### Data extracted from a collection
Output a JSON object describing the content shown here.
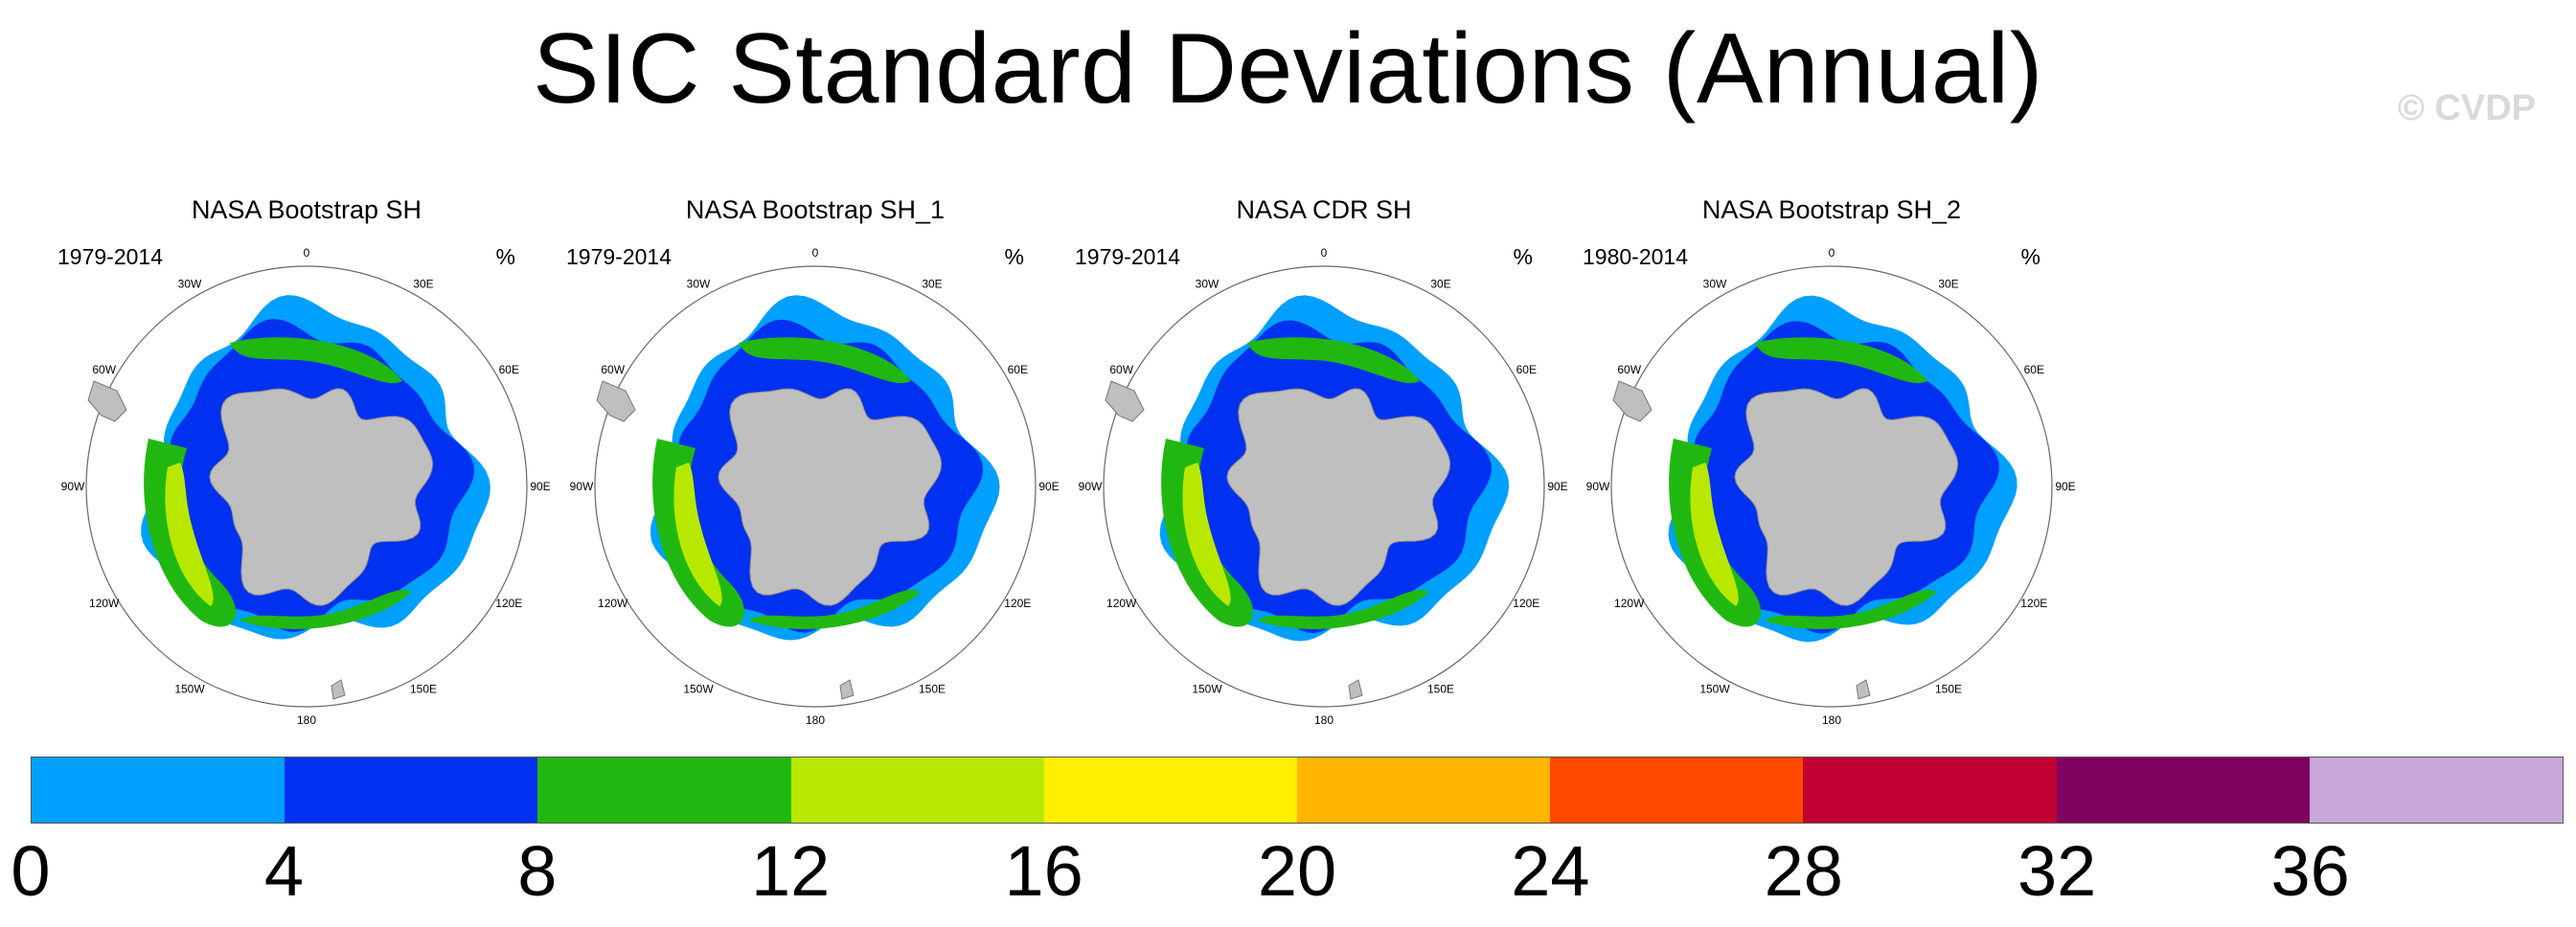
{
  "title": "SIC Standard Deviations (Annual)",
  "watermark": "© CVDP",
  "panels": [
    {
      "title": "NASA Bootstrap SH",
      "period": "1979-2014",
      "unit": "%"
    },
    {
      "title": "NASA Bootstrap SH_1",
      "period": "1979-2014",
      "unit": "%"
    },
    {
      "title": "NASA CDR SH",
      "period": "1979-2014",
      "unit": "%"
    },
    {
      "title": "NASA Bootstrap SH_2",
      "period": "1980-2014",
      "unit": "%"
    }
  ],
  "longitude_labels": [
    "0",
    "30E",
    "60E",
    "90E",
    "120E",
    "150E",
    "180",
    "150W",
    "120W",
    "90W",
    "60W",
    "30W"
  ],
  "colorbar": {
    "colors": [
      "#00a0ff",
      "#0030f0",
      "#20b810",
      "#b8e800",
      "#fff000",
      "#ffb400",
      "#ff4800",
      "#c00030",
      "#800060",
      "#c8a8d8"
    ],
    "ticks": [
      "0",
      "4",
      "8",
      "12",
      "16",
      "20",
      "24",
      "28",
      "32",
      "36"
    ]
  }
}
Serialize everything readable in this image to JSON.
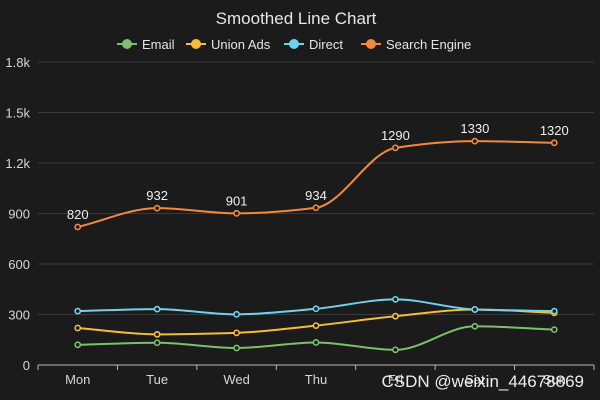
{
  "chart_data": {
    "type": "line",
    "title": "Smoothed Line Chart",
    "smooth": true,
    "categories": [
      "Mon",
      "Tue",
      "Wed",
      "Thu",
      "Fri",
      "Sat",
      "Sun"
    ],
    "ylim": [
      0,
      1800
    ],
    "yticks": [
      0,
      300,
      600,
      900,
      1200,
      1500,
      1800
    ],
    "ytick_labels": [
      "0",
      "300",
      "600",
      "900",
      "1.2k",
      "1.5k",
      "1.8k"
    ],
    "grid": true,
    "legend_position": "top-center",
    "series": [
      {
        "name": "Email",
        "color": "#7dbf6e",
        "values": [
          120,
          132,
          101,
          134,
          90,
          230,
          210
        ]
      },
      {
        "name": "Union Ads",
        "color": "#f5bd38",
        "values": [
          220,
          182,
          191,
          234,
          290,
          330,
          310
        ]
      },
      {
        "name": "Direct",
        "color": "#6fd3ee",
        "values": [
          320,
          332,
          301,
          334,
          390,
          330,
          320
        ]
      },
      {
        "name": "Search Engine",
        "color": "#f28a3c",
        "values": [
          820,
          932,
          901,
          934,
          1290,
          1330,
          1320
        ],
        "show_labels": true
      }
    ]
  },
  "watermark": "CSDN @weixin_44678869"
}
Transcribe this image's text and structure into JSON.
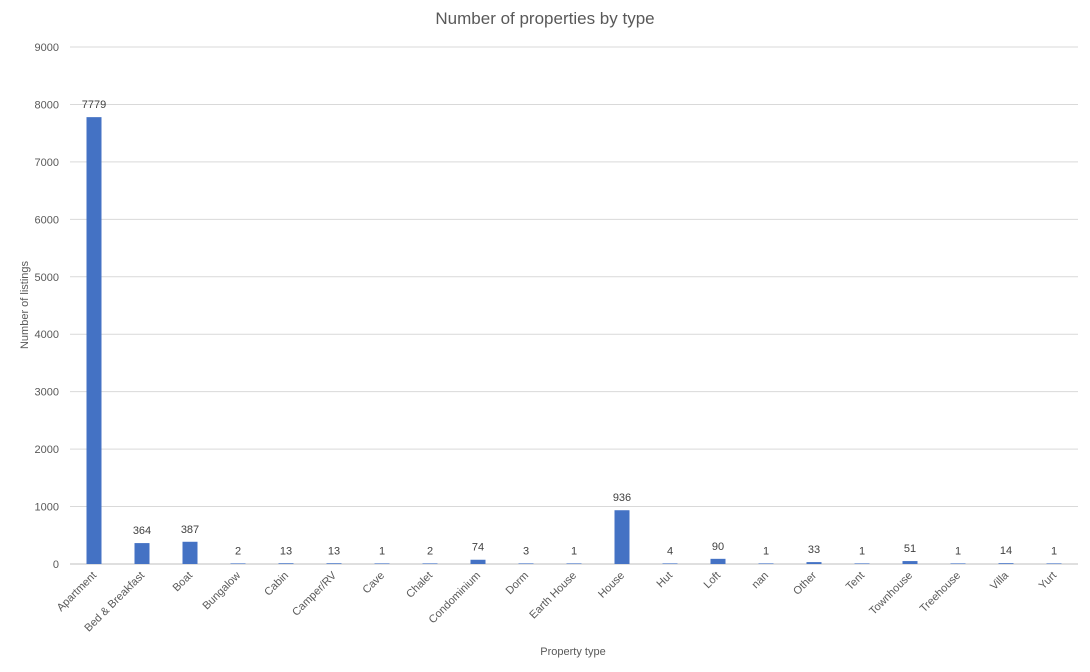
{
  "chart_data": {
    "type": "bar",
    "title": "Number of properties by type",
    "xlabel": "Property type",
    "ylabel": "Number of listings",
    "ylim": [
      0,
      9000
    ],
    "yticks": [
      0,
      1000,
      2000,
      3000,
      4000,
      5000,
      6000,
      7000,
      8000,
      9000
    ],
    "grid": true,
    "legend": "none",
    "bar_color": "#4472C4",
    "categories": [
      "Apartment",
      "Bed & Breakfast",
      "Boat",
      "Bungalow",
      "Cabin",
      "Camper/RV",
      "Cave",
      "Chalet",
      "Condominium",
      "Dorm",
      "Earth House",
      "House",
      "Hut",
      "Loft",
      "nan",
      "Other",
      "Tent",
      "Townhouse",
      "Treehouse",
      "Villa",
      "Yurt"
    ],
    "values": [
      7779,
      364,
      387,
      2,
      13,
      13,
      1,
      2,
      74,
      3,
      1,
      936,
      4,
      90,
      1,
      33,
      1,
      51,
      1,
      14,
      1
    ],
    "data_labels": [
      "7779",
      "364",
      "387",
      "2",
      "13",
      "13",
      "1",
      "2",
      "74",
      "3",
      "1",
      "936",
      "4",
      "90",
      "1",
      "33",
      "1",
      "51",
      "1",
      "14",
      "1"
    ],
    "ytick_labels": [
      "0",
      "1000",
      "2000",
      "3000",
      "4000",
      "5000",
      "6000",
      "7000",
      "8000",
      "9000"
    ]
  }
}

### Task instructions
Except for the pictures, copy the material above exactly.

### Exercise output
Output a JSON object describing the content shown here.
{
  "title": "SIC Standard Deviations (Annual)",
  "watermark": "© CVDP",
  "panels": [
    {
      "title": "NASA Bootstrap SH",
      "period": "1979-2014",
      "unit": "%"
    },
    {
      "title": "NASA Bootstrap SH_1",
      "period": "1979-2014",
      "unit": "%"
    },
    {
      "title": "NASA CDR SH",
      "period": "1979-2014",
      "unit": "%"
    },
    {
      "title": "NASA Bootstrap SH_2",
      "period": "1980-2014",
      "unit": "%"
    }
  ],
  "longitude_labels": [
    "0",
    "30E",
    "60E",
    "90E",
    "120E",
    "150E",
    "180",
    "150W",
    "120W",
    "90W",
    "60W",
    "30W"
  ],
  "colorbar": {
    "colors": [
      "#00a0ff",
      "#0030f0",
      "#20b810",
      "#b8e800",
      "#fff000",
      "#ffb400",
      "#ff4800",
      "#c00030",
      "#800060",
      "#c8a8d8"
    ],
    "ticks": [
      "0",
      "4",
      "8",
      "12",
      "16",
      "20",
      "24",
      "28",
      "32",
      "36"
    ]
  }
}
Serialize everything readable in this image to JSON.
{
  "chart_data": {
    "type": "line",
    "title": "Smoothed Line Chart",
    "smooth": true,
    "categories": [
      "Mon",
      "Tue",
      "Wed",
      "Thu",
      "Fri",
      "Sat",
      "Sun"
    ],
    "ylim": [
      0,
      1800
    ],
    "yticks": [
      0,
      300,
      600,
      900,
      1200,
      1500,
      1800
    ],
    "ytick_labels": [
      "0",
      "300",
      "600",
      "900",
      "1.2k",
      "1.5k",
      "1.8k"
    ],
    "grid": true,
    "legend_position": "top-center",
    "series": [
      {
        "name": "Email",
        "color": "#7dbf6e",
        "values": [
          120,
          132,
          101,
          134,
          90,
          230,
          210
        ]
      },
      {
        "name": "Union Ads",
        "color": "#f5bd38",
        "values": [
          220,
          182,
          191,
          234,
          290,
          330,
          310
        ]
      },
      {
        "name": "Direct",
        "color": "#6fd3ee",
        "values": [
          320,
          332,
          301,
          334,
          390,
          330,
          320
        ]
      },
      {
        "name": "Search Engine",
        "color": "#f28a3c",
        "values": [
          820,
          932,
          901,
          934,
          1290,
          1330,
          1320
        ],
        "show_labels": true
      }
    ]
  },
  "watermark": "CSDN @weixin_44678869"
}
Transcribe this image's text and structure into JSON.
{
  "chart_data": {
    "type": "bar",
    "title": "Number of properties by type",
    "xlabel": "Property type",
    "ylabel": "Number of listings",
    "ylim": [
      0,
      9000
    ],
    "yticks": [
      0,
      1000,
      2000,
      3000,
      4000,
      5000,
      6000,
      7000,
      8000,
      9000
    ],
    "grid": true,
    "legend": "none",
    "bar_color": "#4472C4",
    "categories": [
      "Apartment",
      "Bed & Breakfast",
      "Boat",
      "Bungalow",
      "Cabin",
      "Camper/RV",
      "Cave",
      "Chalet",
      "Condominium",
      "Dorm",
      "Earth House",
      "House",
      "Hut",
      "Loft",
      "nan",
      "Other",
      "Tent",
      "Townhouse",
      "Treehouse",
      "Villa",
      "Yurt"
    ],
    "values": [
      7779,
      364,
      387,
      2,
      13,
      13,
      1,
      2,
      74,
      3,
      1,
      936,
      4,
      90,
      1,
      33,
      1,
      51,
      1,
      14,
      1
    ],
    "data_labels": [
      "7779",
      "364",
      "387",
      "2",
      "13",
      "13",
      "1",
      "2",
      "74",
      "3",
      "1",
      "936",
      "4",
      "90",
      "1",
      "33",
      "1",
      "51",
      "1",
      "14",
      "1"
    ],
    "ytick_labels": [
      "0",
      "1000",
      "2000",
      "3000",
      "4000",
      "5000",
      "6000",
      "7000",
      "8000",
      "9000"
    ]
  }
}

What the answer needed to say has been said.